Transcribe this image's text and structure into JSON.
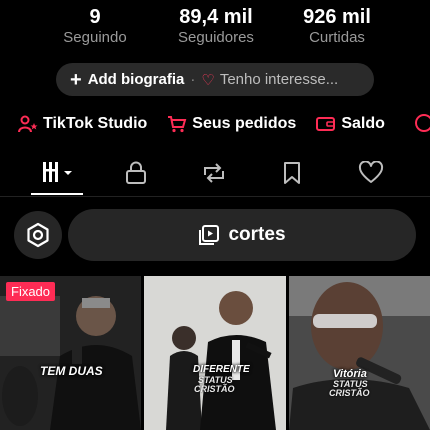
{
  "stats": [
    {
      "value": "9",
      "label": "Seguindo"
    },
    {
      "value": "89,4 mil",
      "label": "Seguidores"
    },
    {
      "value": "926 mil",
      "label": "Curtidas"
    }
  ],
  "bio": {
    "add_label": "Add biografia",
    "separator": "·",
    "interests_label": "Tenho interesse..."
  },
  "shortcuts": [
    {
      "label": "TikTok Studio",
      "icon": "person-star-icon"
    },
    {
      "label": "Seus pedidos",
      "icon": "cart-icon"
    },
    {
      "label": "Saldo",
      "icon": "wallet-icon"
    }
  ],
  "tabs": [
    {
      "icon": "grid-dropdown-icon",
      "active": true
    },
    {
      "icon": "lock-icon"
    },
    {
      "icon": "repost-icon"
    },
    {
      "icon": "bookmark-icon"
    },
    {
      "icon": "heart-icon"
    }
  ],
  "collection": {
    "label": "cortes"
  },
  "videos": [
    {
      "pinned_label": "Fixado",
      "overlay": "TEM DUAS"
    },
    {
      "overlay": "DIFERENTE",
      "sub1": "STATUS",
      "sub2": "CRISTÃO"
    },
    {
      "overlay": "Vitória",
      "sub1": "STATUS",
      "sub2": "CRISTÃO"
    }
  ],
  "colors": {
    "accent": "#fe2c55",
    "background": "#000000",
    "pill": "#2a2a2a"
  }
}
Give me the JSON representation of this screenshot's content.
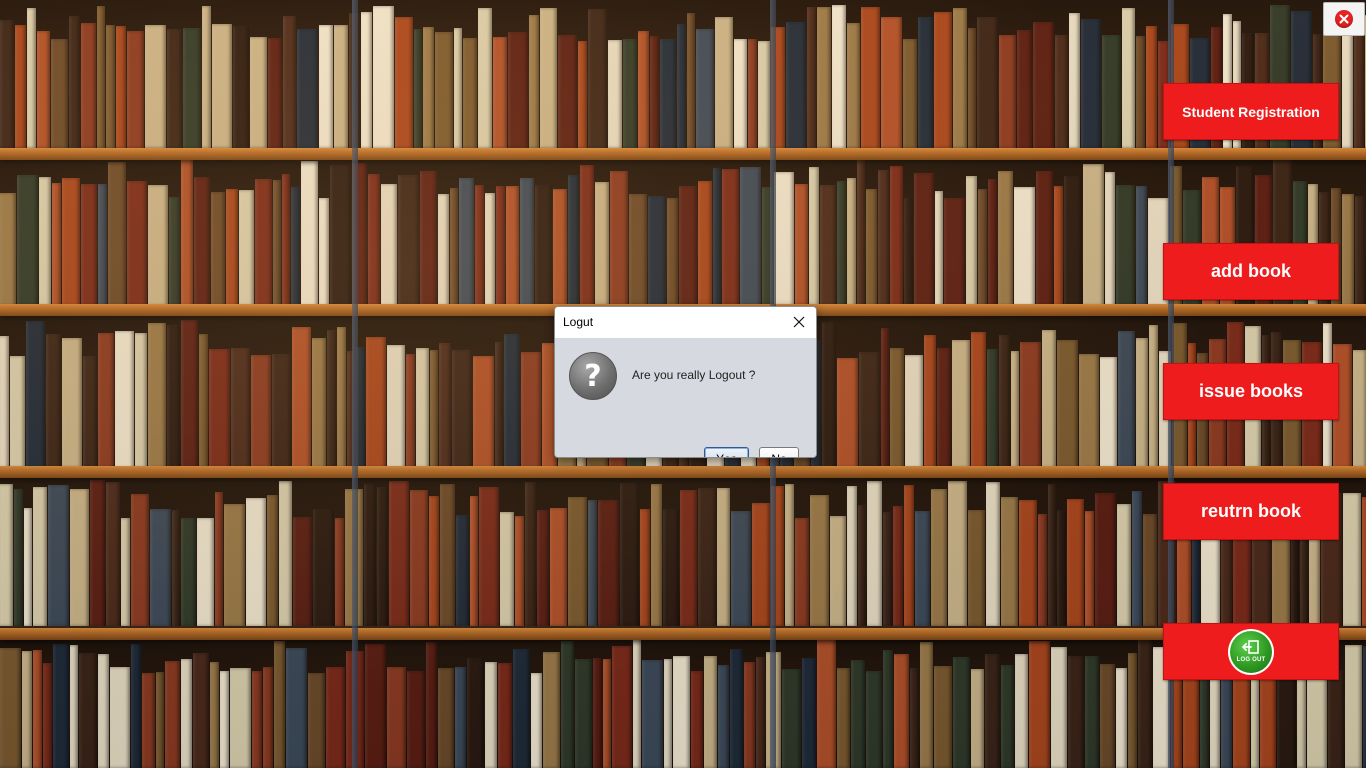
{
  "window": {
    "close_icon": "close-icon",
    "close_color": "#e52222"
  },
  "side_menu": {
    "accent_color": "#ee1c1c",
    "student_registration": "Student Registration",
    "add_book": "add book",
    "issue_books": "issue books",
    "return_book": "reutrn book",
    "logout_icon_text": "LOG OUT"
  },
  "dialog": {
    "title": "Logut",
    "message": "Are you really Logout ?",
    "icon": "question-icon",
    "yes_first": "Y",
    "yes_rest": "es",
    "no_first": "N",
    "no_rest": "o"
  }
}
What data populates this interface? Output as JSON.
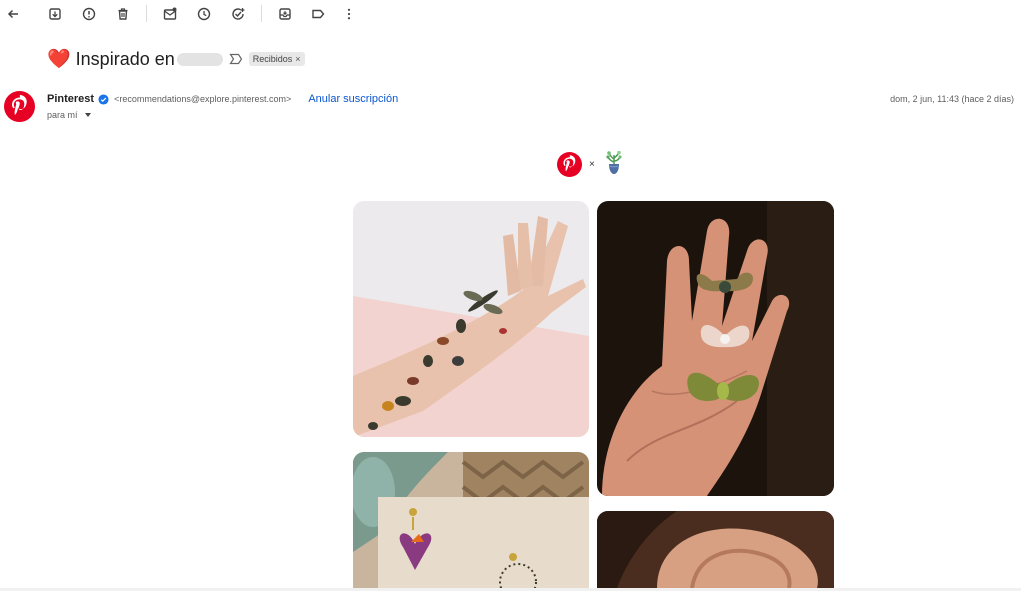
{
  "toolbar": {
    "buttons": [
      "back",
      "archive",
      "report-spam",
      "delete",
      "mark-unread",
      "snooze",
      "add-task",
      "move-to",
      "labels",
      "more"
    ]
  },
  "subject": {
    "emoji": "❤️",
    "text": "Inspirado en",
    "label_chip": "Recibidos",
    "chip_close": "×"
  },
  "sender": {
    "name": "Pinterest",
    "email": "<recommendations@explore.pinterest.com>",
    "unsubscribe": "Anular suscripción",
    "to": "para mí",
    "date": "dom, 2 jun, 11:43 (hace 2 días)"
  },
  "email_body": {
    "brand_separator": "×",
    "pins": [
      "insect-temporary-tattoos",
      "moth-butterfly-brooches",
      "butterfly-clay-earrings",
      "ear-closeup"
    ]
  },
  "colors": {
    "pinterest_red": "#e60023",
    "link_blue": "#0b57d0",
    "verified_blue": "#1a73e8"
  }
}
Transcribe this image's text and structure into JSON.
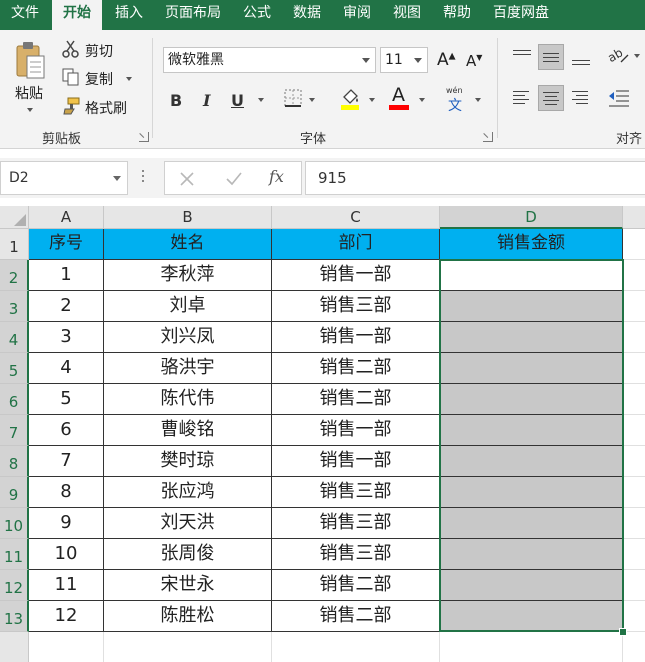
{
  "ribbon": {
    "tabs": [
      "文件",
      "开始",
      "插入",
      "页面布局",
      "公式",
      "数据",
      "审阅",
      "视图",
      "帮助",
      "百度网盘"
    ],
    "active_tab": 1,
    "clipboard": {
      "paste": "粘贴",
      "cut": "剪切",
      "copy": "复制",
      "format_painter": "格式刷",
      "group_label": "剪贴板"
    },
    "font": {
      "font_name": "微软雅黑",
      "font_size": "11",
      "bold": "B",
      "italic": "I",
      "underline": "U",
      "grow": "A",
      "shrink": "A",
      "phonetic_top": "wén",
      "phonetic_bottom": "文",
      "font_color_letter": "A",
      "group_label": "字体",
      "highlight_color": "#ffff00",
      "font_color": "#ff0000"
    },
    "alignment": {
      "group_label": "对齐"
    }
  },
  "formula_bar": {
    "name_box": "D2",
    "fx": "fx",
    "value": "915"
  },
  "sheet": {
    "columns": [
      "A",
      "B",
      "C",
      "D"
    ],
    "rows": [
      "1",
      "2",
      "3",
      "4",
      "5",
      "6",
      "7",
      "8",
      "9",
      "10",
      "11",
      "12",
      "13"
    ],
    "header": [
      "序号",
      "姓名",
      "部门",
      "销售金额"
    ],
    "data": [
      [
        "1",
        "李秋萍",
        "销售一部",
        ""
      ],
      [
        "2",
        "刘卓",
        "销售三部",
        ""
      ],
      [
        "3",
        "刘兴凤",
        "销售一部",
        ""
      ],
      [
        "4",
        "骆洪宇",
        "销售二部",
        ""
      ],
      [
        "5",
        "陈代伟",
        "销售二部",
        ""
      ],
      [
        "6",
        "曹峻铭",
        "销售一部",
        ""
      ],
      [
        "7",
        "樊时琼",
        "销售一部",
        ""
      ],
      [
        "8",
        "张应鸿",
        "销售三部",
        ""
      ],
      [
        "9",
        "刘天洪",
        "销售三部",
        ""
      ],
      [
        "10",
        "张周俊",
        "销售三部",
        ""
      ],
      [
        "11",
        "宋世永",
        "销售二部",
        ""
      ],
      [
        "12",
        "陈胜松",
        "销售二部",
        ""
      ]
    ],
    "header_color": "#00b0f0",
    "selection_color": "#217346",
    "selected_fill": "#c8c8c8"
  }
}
━━━━━━━━━━━━━━━━━━━━━━━━━━━━━━
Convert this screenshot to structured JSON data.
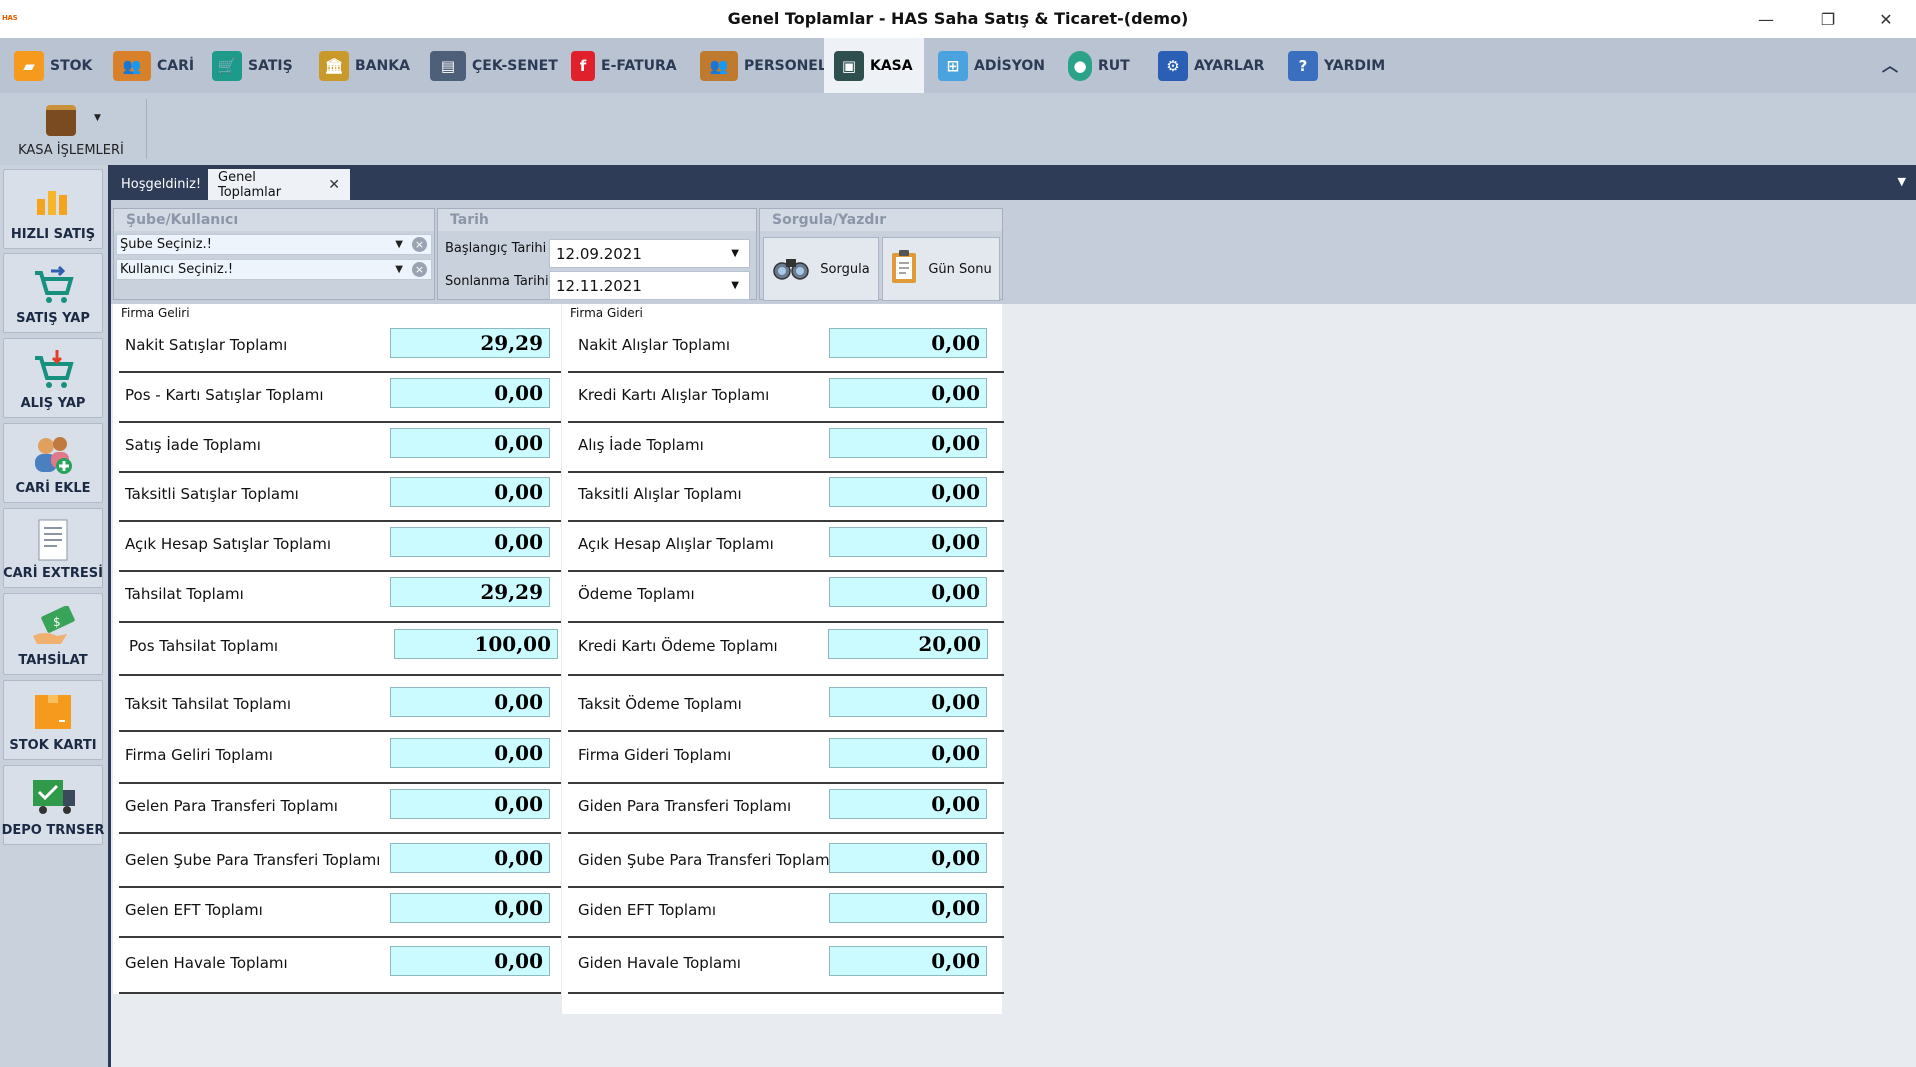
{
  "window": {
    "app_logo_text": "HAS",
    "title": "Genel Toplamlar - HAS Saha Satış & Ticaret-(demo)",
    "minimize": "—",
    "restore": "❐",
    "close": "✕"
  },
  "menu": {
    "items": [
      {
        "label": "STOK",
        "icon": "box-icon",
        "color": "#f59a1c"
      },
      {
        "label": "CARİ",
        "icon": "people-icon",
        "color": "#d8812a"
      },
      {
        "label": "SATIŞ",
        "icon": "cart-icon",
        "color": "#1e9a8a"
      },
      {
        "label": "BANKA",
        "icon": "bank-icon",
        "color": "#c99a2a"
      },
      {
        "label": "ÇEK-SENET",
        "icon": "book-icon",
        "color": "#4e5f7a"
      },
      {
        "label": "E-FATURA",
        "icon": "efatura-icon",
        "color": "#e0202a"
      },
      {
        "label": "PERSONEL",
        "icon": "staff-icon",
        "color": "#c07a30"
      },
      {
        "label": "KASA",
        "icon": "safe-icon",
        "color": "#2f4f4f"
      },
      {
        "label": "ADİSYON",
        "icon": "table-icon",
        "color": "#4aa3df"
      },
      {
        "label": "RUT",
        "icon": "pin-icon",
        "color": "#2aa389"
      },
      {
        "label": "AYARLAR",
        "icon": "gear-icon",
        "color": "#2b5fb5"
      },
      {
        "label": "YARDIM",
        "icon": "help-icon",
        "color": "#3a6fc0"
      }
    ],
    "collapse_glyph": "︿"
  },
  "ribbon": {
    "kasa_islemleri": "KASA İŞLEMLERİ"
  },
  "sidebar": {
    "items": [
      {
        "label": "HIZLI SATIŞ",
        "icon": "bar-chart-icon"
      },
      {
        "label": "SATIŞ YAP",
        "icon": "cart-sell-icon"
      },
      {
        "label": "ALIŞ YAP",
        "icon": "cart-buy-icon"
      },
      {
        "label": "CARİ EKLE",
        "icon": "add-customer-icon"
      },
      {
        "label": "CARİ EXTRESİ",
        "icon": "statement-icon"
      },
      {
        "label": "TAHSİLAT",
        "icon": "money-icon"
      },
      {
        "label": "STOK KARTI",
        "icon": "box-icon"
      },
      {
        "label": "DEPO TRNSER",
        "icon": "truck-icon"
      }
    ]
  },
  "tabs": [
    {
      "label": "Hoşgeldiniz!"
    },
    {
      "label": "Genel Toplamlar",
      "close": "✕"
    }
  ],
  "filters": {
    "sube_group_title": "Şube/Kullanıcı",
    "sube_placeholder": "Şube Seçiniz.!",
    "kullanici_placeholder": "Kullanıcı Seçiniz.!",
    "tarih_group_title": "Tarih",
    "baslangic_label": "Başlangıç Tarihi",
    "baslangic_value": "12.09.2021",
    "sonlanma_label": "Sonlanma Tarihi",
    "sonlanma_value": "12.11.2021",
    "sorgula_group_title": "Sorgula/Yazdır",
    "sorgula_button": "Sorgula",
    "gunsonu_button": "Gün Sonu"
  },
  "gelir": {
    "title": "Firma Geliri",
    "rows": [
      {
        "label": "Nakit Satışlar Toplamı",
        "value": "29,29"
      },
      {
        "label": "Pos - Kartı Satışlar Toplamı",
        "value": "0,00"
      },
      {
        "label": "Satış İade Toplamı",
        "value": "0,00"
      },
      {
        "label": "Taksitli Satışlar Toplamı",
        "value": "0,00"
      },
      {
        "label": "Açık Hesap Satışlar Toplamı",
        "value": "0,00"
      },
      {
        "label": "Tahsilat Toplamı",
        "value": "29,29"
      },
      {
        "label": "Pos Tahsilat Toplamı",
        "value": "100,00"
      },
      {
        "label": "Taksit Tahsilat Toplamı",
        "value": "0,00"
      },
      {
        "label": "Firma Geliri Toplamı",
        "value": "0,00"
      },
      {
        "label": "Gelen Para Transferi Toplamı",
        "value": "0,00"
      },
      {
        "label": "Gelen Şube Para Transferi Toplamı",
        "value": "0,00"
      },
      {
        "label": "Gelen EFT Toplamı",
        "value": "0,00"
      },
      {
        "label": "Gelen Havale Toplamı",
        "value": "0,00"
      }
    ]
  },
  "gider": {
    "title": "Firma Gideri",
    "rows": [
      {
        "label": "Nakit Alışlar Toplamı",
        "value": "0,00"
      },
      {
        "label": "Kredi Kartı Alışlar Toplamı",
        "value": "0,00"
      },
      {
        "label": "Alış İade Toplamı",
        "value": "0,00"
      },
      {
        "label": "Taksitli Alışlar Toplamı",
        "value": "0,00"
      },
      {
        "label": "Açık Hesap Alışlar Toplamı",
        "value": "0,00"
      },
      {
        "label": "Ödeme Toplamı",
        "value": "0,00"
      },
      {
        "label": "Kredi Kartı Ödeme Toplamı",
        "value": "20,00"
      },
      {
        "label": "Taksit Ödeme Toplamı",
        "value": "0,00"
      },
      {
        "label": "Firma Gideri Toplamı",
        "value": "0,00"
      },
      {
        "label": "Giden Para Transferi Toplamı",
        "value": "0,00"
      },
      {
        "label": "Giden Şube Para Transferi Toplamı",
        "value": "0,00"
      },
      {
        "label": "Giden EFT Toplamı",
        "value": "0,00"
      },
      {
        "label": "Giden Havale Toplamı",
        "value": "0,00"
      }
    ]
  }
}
━━━━━━━━━━━━━━━━━━━━━━━━━━━━━━
Task instructions:
Copy out every line of the material above that mentions the word "Genel".

Finished exercise:
    "title": "Genel Toplamlar - HAS Saha Satış & Ticaret-(demo)",
      "label": "Genel Toplamlar",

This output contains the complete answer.